The program has been active since 2010, providing summer residencies for young performers and composers. Many of the protégés from years past are names you’d recognize. None more so than Gloria Chien, a 2012 protégé who is now CMNW’s artistic director. Some more protégés whose names a local concert-goer will surely know include Andy Akiho and Gabriella Smith, percussionist Ian Rosenbaum, and the Dover Quartet. These are only some of the dozens who have gone on to solid careers.

Intense focus
Alistair Coleman describes his new piece descendants as “mechanical,” and it offers a different take on that idea of mechanical music. Rather than a constant stream of eighth notes and oppressive repetitions, descendants moves through fits and stops, with restless vibrato and constant changes. The cello–well-performed by Viano cellist Tate Zawadiuk–spent a lot of time in the A string’s highest register, with a pained screaming tone. The ending was more spacious with some textures reminiscent of Debussy’s “La cathédrale engloutie.”
Composer (and Viano violist) Aiden Kane’s Triptych was the highlight of the night for me. In her funny pre-performance comments she said how the piece came from her trying things out in the practice room. Triptych flows well, gradually shifting ideas over time from harmonic trills to strummed pizzicati and lyrical sections. This approach to composition gave the piece a fantasia-like atmosphere. Her performance also commanded attention with its intense focus.

Kian Ravaei wrote The Little Things as a reminder to “please enjoy the little things,” with each movement named after an Emily Dickinson poem. It seems like an odd pairing given our typical association with Dickinson as a macabre shut-in who wrote “because I could not stop for death/he kindly stopped for me.” But like so many great poets her work isn’t so simple: she wrote about many topics through her extensive collection, from the existential to the mundane, with the throughline of her off-kilter adjectives and her famous love of the dashes. And it is from the latter that Ravaei takes his inspiration.
You can read Angela Allen’s recent interview with the composer here.

Each movement showcased a unique color in the ensemble: swelling trills representing butterflies in air, creeping spiccato and tremolo sul ponticello depicting a spider weaving, fast legato runs and neoclassical Stravinskyan dissonances portraying a snake crawling through the grass. It reminded me of a romantic tone poem with its emphasis on imagery and melody. The opening and closing movements spawn from the same idea, a pastoral Copland-like ascending quartal chord.

● ACTIONS TO TAKE
1) In the concert review, which year's protégé was Gloria Chien?
2) Reproduce the concert review from "Kian Ravaei wrote" up to and including "the composer here.".
The data after this point is not needed.

● COLLECTED MATERIAL

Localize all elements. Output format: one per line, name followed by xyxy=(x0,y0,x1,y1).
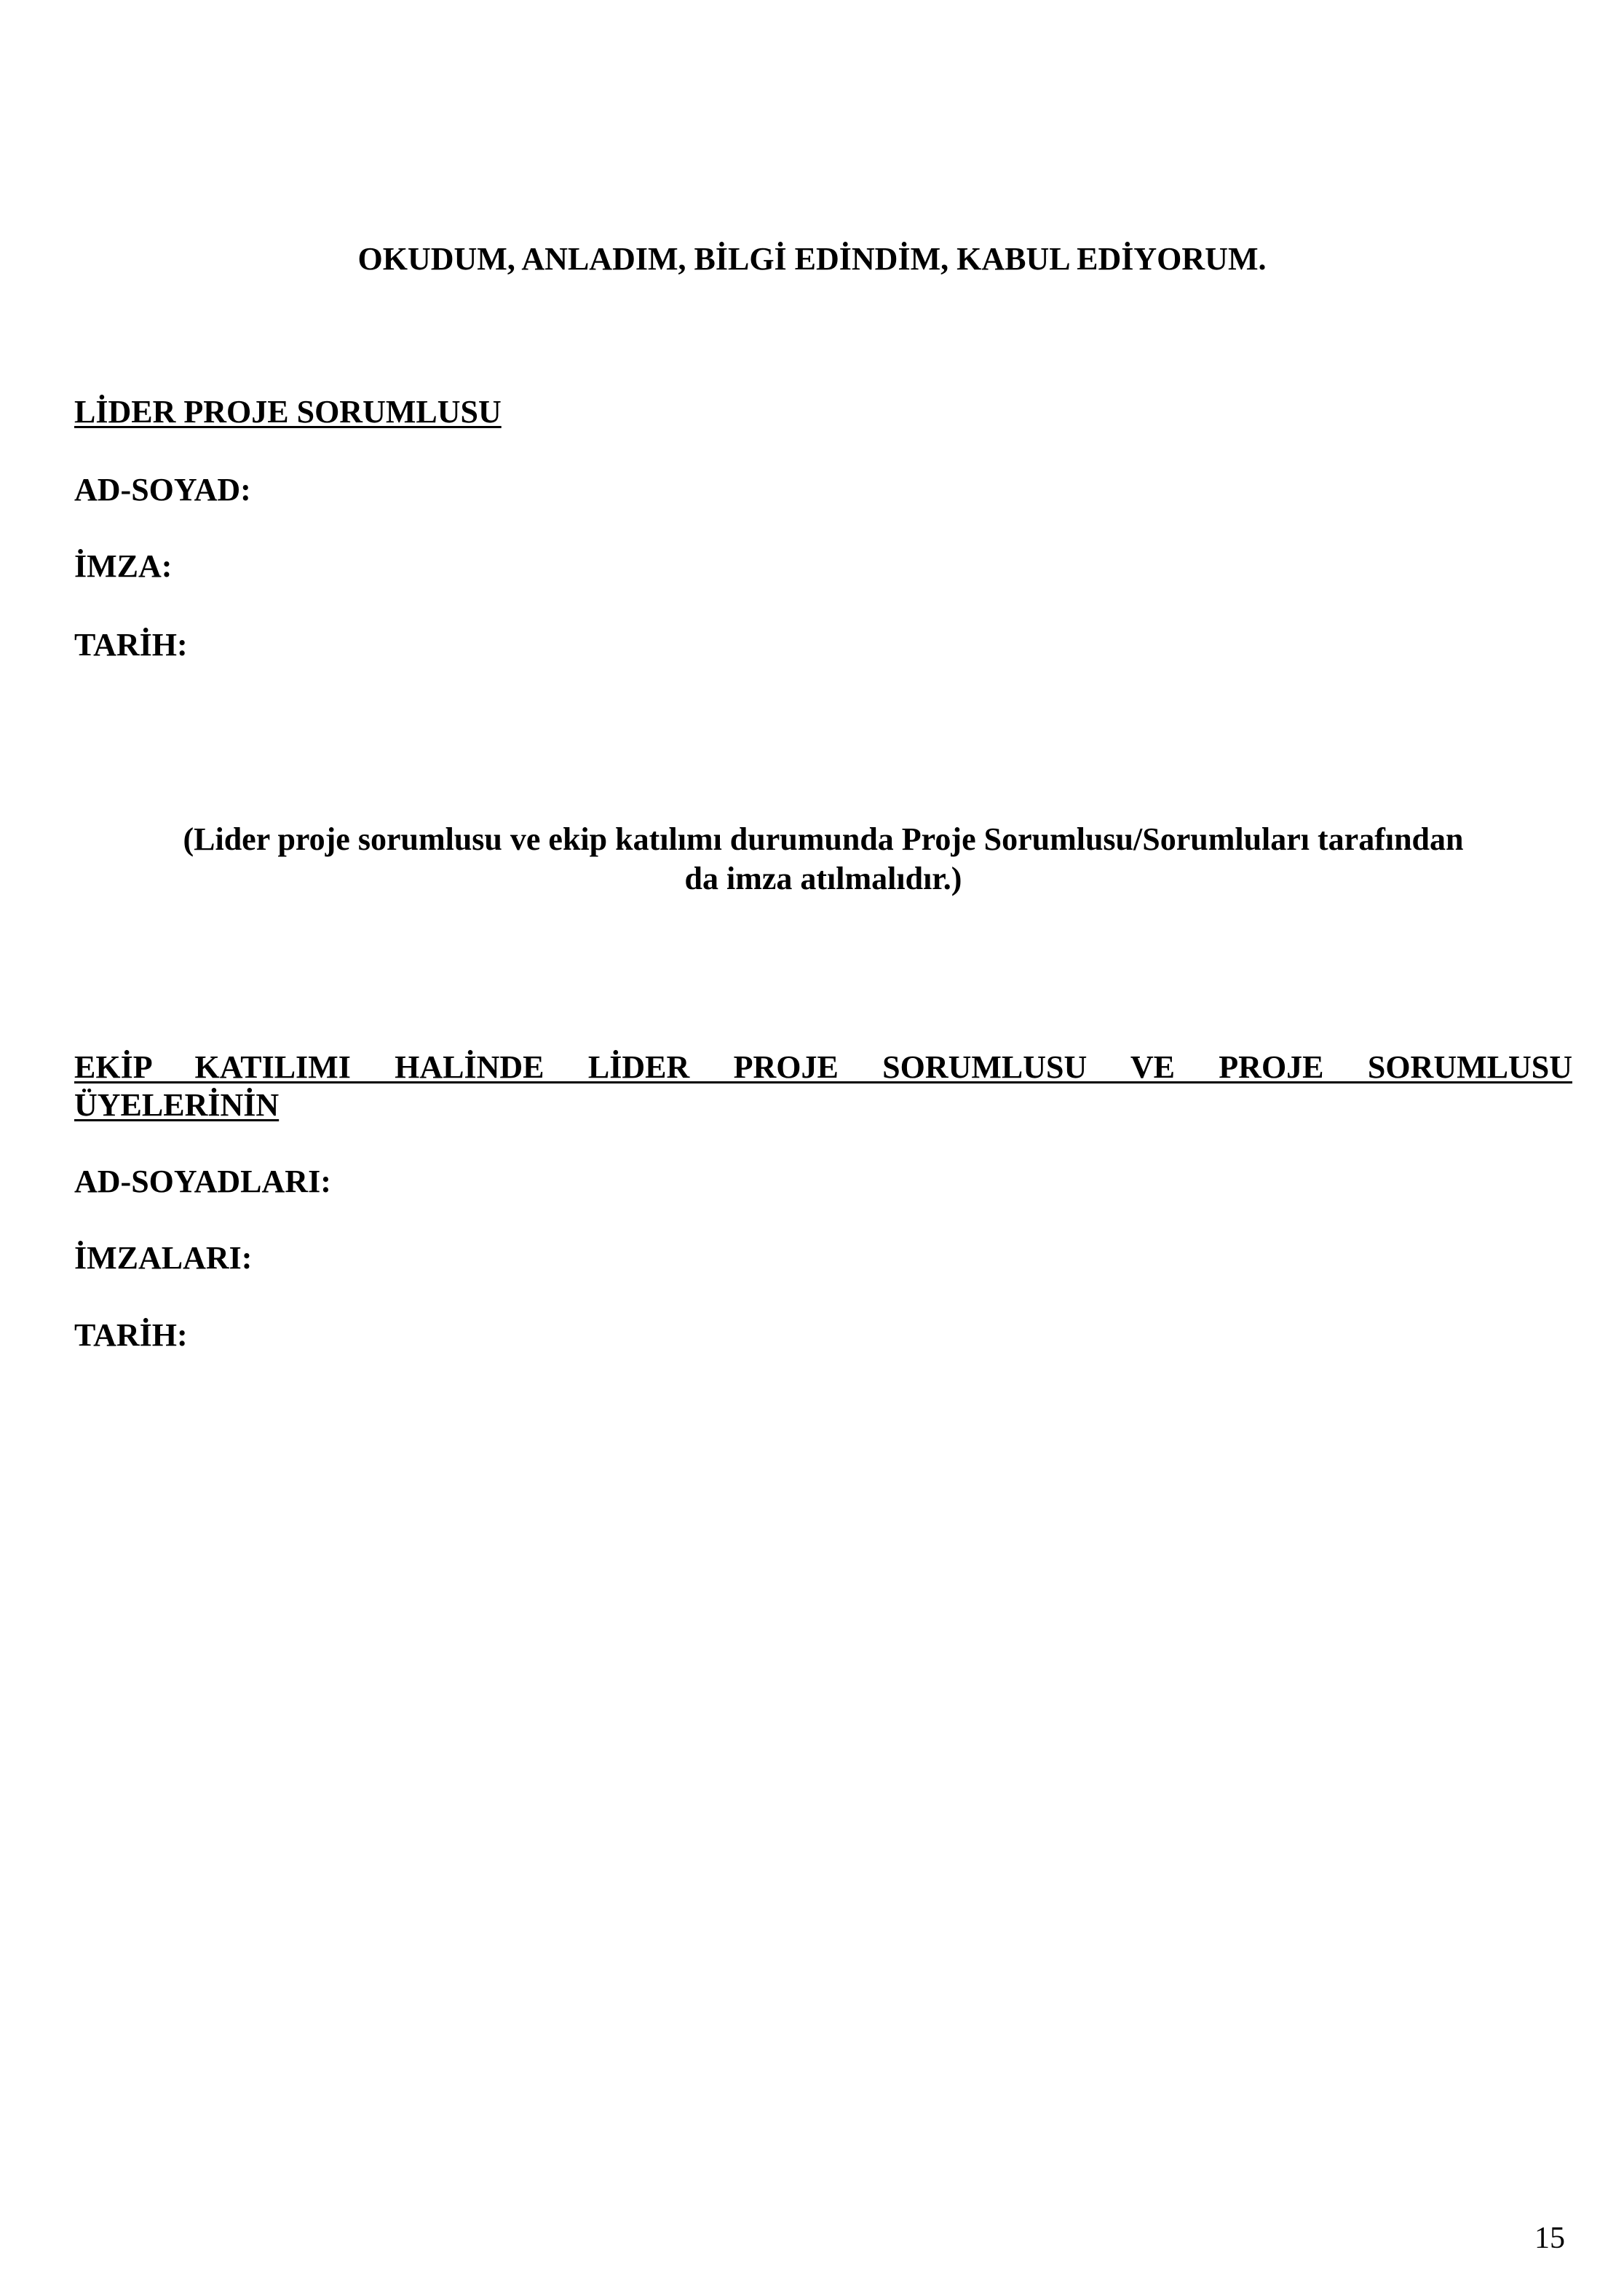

● OUTPUTS IN ORDER
1) 2012

2)
Kian Ravaei wrote The Little Things as a reminder to “please enjoy the little things,” with each movement named after an Emily Dickinson poem. It seems like an odd pairing given our typical association with Dickinson as a macabre shut-in who wrote “because I could not stop for death/he kindly stopped for me.” But like so many great poets her work isn’t so simple: she wrote about many topics through her extensive collection, from the existential to the mundane, with the throughline of her off-kilter adjectives and her famous love of the dashes. And it is from the latter that Ravaei takes his inspiration.
You can read Angela Allen’s recent interview with the composer here.